** Aim of the exercise **
Filter the listing and keep only the lines with the word "your".

** Listing **
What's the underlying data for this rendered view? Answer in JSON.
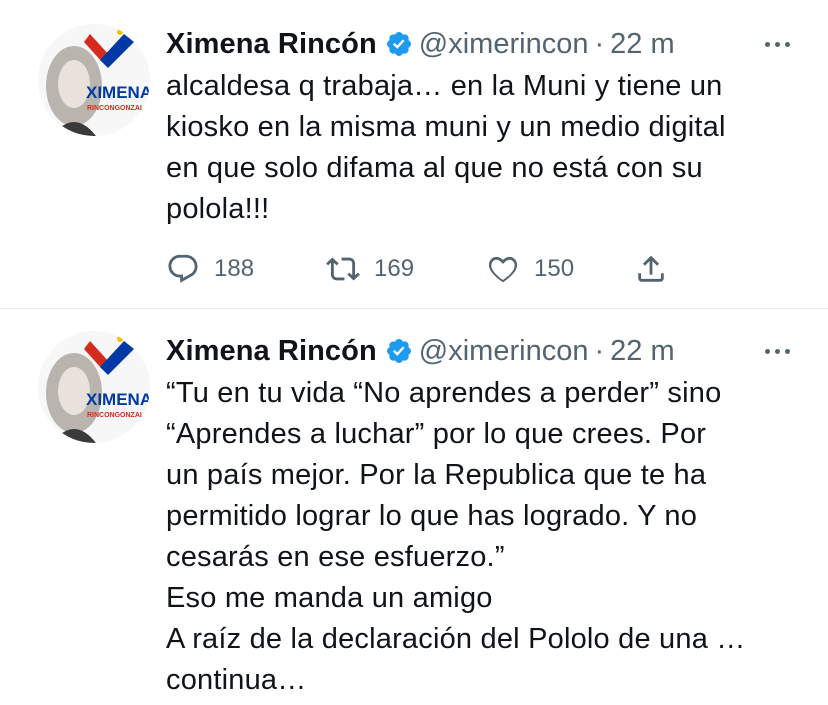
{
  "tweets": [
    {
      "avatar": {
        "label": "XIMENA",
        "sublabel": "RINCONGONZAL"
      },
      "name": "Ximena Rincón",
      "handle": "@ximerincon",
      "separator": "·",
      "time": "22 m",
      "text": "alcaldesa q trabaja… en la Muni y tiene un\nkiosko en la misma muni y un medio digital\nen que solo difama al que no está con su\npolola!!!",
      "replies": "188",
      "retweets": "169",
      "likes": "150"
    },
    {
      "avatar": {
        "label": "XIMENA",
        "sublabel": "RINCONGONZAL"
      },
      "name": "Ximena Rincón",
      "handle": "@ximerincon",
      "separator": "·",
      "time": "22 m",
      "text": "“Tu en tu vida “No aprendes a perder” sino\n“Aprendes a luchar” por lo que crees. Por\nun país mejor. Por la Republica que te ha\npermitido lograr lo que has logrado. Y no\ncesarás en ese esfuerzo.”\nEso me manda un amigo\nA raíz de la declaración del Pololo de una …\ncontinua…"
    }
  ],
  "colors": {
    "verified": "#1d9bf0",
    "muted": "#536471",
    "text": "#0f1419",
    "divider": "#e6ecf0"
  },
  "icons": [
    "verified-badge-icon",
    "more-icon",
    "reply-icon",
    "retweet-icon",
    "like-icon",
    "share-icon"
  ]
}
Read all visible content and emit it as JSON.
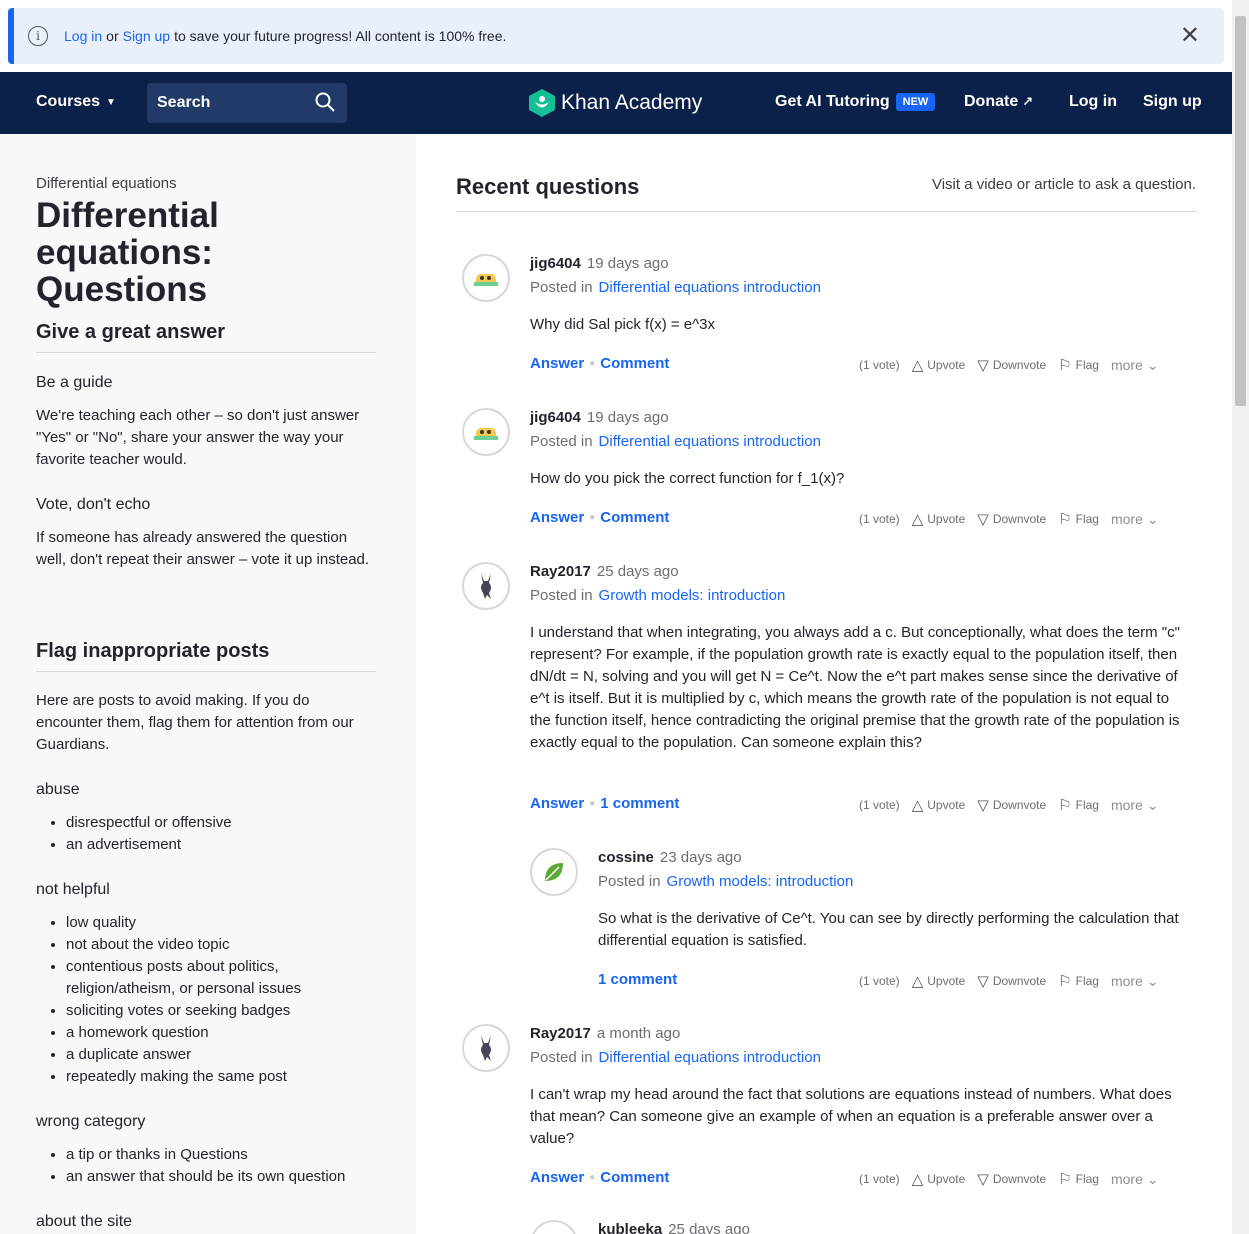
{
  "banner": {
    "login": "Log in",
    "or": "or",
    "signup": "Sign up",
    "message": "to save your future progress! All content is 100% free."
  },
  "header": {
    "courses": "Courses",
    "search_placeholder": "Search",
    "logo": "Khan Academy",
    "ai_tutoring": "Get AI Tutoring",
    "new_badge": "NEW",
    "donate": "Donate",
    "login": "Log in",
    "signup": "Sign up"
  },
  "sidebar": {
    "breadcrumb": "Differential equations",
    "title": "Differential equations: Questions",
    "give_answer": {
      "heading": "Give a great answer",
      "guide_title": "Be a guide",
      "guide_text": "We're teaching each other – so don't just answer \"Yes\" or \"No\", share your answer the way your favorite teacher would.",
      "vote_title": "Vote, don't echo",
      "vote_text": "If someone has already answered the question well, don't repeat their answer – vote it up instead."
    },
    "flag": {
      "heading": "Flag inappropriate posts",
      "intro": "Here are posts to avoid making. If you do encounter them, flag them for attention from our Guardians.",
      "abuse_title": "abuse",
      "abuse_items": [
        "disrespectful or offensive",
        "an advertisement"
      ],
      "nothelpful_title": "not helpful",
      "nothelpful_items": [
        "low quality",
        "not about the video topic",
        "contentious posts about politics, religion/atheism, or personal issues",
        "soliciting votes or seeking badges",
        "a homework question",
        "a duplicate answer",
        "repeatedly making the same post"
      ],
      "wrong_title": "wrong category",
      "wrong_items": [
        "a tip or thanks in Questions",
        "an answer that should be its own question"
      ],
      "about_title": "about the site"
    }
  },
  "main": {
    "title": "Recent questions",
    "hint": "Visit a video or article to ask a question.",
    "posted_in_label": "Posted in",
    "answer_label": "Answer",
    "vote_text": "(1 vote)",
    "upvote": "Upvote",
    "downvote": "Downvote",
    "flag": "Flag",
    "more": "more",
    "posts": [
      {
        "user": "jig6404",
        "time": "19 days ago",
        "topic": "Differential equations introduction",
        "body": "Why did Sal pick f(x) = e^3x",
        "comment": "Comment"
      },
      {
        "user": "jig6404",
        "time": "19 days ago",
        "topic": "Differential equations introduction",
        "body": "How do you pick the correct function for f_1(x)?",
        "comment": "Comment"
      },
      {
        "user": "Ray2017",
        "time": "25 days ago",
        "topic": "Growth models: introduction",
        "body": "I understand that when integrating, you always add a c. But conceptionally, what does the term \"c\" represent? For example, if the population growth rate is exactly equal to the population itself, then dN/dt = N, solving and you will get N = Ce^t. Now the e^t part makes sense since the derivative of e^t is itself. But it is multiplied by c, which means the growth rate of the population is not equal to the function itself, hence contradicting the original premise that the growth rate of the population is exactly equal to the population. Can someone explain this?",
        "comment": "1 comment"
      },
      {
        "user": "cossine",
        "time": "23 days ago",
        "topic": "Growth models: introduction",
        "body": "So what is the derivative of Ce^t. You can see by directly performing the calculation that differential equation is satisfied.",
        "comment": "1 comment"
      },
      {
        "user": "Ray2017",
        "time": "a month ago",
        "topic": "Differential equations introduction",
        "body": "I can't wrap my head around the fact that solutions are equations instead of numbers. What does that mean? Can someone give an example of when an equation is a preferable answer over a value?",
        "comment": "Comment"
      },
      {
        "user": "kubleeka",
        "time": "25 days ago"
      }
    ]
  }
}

** Answer to this task **
    "message": "to save your future progress! All content is 100% free."
      "guide_text": "We're teaching each other – so don't just answer \"Yes\" or \"No\", share your answer the way your favorite teacher would.",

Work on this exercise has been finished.